#### [Tareas del ejercicio]
1 – Indique si cada afirmación concuerda con el relato sobre la multa y cite las palabras exactas que lo deciden: (a) la multa fue por exceso de velocidad; (b) la infracción supuso una pérdida de puntos; (c) el ticket acabó firmado.
2 – Según el relato sobre la multa, ¿cuánto hay que pagar si se abona la multa en menos de 20 días?

#### [Fragmento del documento]
------------------------------------------------------------------------

Acabo de ser desvirgado. Hasta esta misma
mañana llevaba 32 años conduciendo sin una sola sanción. Hace un rato me ha
parado la policía local en el paseo de la Cuba y me han multado por exceso de
velocidad. Mientras le entregaba al agente el carné de conducir, me he sentido
como un auténtico delincuente y él ha debido de notarlo. “Está usted en el
tramo inferior de la infracción”, me ha dicho para consolarme. “No hay pérdida
de puntos y, si paga usted en menos de 20 días, son solo 50 euros”. Buen chaval
el agente. “¿Y esto cómo se paga?” le he preguntado con expresión de cordero
degollado. Y he añadido: “Verá, es que es la primera vez en la vida que me
multan.” Me lo ha explicado con la paciencia y la suavidad de una maestra de
párvulos enseñándoles las vocales a sus pupilos. Luego me ha extendido el tique
para que lo firmara. He aquí un momento trascendental en mi existencia, la
alternativa de elegir entre ser un ciudadano sumiso o mostrar un último
vestigio de rebeldía contra la autoridad. “¿Pasa algo si no firmo?” “Pues no,
lo va a tener que pagar igual”. Me ha mirado fijamente. Ha reparado en un
tatuaje que me hice en el brazo hace un par de semanas. En mi camiseta negra de
Don Vito Corleone. Allí se mascaba el drama. “Entonces no firmo”, le he
espetado con mi mejor cara de malote. Durante unos segundos ambos hemos estado
a solas en medio de la jungla. “Bueno, como quiera. Ya puede continuar”. Me he
alejado con la sensación de haber cosechado una victoria pírrica. Ahora bien, en
ningún momento he apartado la vista del salpicadero para comprobar que no
superaba el límite de velocidad.

------------------------------------------------------------------------

#### [Datos proporcionados]
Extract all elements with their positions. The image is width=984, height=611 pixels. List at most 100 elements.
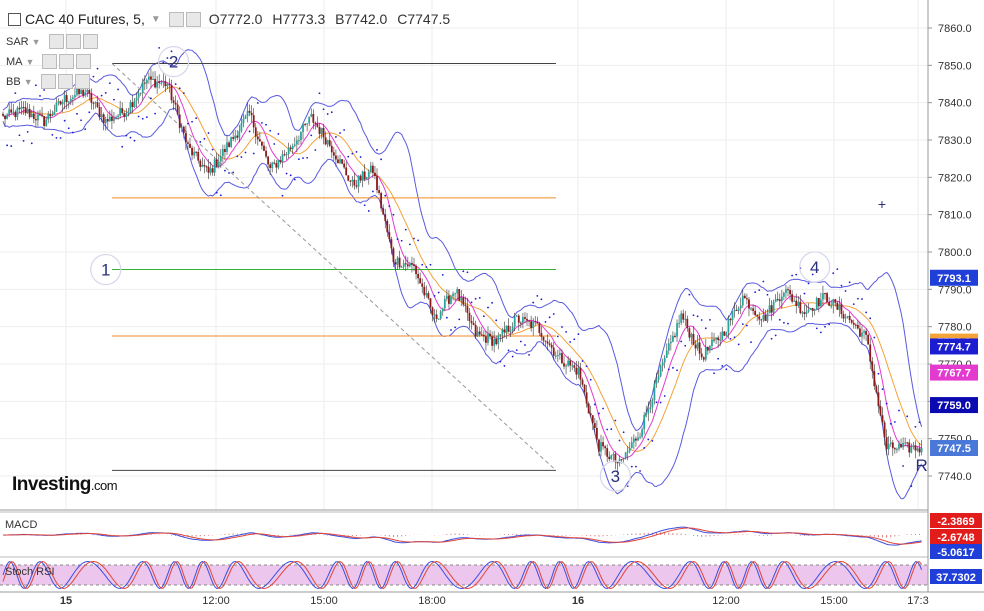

------------------------------------------------------------------------

#### [Respuestas del ejercicio]
1 –
(a) Sí: «me han multado por exceso de velocidad».
(b) No: «No hay pérdida de puntos».
(c) No: «Entonces no firmo».

2 – Solo 50 euros.